Excerpted records:
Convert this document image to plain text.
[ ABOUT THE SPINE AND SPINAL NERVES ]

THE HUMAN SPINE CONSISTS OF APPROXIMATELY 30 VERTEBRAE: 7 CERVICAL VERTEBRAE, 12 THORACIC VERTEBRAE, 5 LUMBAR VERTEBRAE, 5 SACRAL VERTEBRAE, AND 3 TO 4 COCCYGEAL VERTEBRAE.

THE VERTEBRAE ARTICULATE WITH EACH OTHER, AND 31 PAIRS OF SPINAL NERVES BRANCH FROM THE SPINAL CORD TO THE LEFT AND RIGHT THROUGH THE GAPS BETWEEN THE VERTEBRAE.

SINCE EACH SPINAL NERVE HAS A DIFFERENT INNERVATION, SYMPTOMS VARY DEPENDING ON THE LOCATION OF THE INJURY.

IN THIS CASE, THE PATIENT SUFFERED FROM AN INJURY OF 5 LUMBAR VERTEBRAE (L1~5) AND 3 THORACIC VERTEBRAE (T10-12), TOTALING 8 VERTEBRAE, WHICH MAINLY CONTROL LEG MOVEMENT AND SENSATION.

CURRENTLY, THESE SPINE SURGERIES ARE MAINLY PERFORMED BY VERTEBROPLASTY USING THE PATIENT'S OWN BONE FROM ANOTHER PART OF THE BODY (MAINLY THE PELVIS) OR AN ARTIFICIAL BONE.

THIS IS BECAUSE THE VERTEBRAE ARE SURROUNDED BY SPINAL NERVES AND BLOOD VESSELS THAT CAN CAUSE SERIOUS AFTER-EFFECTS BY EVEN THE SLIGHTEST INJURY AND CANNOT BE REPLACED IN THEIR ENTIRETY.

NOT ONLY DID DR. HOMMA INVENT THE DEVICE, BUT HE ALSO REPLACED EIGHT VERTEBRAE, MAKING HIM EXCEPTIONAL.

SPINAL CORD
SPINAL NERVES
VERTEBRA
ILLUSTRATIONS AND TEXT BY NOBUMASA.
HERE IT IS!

Problem: Copy out each line above, character for character.

Final result:
Convert this document image to plain text.
[ ABOUT THE SPINE AND SPINAL NERVES ]

THE HUMAN SPINE CONSISTS OF APPROXIMATELY 30 VERTEBRAE: 7 CERVICAL VERTEBRAE, 12 THORACIC VERTEBRAE, 5 LUMBAR VERTEBRAE, 5 SACRAL VERTEBRAE, AND 3 TO 4 COCCYGEAL VERTEBRAE.

THE VERTEBRAE ARTICULATE WITH EACH OTHER, AND 31 PAIRS OF SPINAL NERVES BRANCH FROM THE SPINAL CORD TO THE LEFT AND RIGHT THROUGH THE GAPS BETWEEN THE VERTEBRAE.

SINCE EACH SPINAL NERVE HAS A DIFFERENT INNERVATION, SYMPTOMS VARY DEPENDING ON THE LOCATION OF THE INJURY.

IN THIS CASE, THE PATIENT SUFFERED FROM AN INJURY OF 5 LUMBAR VERTEBRAE (L1~5) AND 3 THORACIC VERTEBRAE (T10-12), TOTALING 8 VERTEBRAE, WHICH MAINLY CONTROL LEG MOVEMENT AND SENSATION.

CURRENTLY, THESE SPINE SURGERIES ARE MAINLY PERFORMED BY VERTEBROPLASTY USING THE PATIENT'S OWN BONE FROM ANOTHER PART OF THE BODY (MAINLY THE PELVIS) OR AN ARTIFICIAL BONE.

THIS IS BECAUSE THE VERTEBRAE ARE SURROUNDED BY SPINAL NERVES AND BLOOD VESSELS THAT CAN CAUSE SERIOUS AFTER-EFFECTS BY EVEN THE SLIGHTEST INJURY AND CANNOT BE REPLACED IN THEIR ENTIRETY.

NOT ONLY DID DR. HOMMA INVENT THE DEVICE, BUT HE ALSO REPLACED EIGHT VERTEBRAE, MAKING HIM EXCEPTIONAL.

SPINAL CORD
SPINAL NERVES
VERTEBRA
ILLUSTRATIONS AND TEXT BY NOBUMASA.
HERE IT IS!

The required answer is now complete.